— INFORMATION PROVIDED —
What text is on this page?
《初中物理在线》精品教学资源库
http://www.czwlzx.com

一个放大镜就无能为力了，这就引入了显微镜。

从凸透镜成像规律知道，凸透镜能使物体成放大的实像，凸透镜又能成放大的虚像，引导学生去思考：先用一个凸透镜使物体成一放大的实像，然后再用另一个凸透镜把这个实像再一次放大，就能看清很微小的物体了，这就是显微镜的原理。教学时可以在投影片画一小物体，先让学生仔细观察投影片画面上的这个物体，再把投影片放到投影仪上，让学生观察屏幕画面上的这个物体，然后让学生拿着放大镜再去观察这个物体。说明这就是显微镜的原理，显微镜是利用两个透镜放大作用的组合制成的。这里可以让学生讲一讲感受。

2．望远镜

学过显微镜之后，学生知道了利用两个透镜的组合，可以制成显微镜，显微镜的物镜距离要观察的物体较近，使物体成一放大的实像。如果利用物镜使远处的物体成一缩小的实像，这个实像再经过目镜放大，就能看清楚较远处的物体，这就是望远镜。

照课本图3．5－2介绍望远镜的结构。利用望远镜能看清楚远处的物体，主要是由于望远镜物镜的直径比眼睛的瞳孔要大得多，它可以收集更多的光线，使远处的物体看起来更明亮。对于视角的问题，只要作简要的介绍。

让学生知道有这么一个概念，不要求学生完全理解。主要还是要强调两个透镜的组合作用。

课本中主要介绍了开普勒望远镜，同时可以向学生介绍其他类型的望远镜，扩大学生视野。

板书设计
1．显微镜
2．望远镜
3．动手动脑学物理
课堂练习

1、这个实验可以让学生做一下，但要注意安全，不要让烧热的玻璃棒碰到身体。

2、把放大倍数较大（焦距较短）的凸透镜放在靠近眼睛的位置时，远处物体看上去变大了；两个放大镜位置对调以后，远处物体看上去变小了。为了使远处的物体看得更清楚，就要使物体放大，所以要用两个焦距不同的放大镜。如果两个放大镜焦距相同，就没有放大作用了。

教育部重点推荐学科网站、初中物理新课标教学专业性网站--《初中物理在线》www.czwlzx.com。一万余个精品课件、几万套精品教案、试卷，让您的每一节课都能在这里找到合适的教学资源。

— PROBLEM —
Reproduce the listing shown above in its entirety, exactly.

— ANSWER FOR THIS EXERCISE —
What text is on this page?
《初中物理在线》精品教学资源库
http://www.czwlzx.com

一个放大镜就无能为力了，这就引入了显微镜。

从凸透镜成像规律知道，凸透镜能使物体成放大的实像，凸透镜又能成放大的虚像，引导学生去思考：先用一个凸透镜使物体成一放大的实像，然后再用另一个凸透镜把这个实像再一次放大，就能看清很微小的物体了，这就是显微镜的原理。教学时可以在投影片画一小物体，先让学生仔细观察投影片画面上的这个物体，再把投影片放到投影仪上，让学生观察屏幕画面上的这个物体，然后让学生拿着放大镜再去观察这个物体。说明这就是显微镜的原理，显微镜是利用两个透镜放大作用的组合制成的。这里可以让学生讲一讲感受。

2．望远镜

学过显微镜之后，学生知道了利用两个透镜的组合，可以制成显微镜，显微镜的物镜距离要观察的物体较近，使物体成一放大的实像。如果利用物镜使远处的物体成一缩小的实像，这个实像再经过目镜放大，就能看清楚较远处的物体，这就是望远镜。

照课本图3．5－2介绍望远镜的结构。利用望远镜能看清楚远处的物体，主要是由于望远镜物镜的直径比眼睛的瞳孔要大得多，它可以收集更多的光线，使远处的物体看起来更明亮。对于视角的问题，只要作简要的介绍。

让学生知道有这么一个概念，不要求学生完全理解。主要还是要强调两个透镜的组合作用。

课本中主要介绍了开普勒望远镜，同时可以向学生介绍其他类型的望远镜，扩大学生视野。

板书设计
1．显微镜
2．望远镜
3．动手动脑学物理
课堂练习

1、这个实验可以让学生做一下，但要注意安全，不要让烧热的玻璃棒碰到身体。

2、把放大倍数较大（焦距较短）的凸透镜放在靠近眼睛的位置时，远处物体看上去变大了；两个放大镜位置对调以后，远处物体看上去变小了。为了使远处的物体看得更清楚，就要使物体放大，所以要用两个焦距不同的放大镜。如果两个放大镜焦距相同，就没有放大作用了。

教育部重点推荐学科网站、初中物理新课标教学专业性网站--《初中物理在线》www.czwlzx.com。一万余个精品课件、几万套精品教案、试卷，让您的每一节课都能在这里找到合适的教学资源。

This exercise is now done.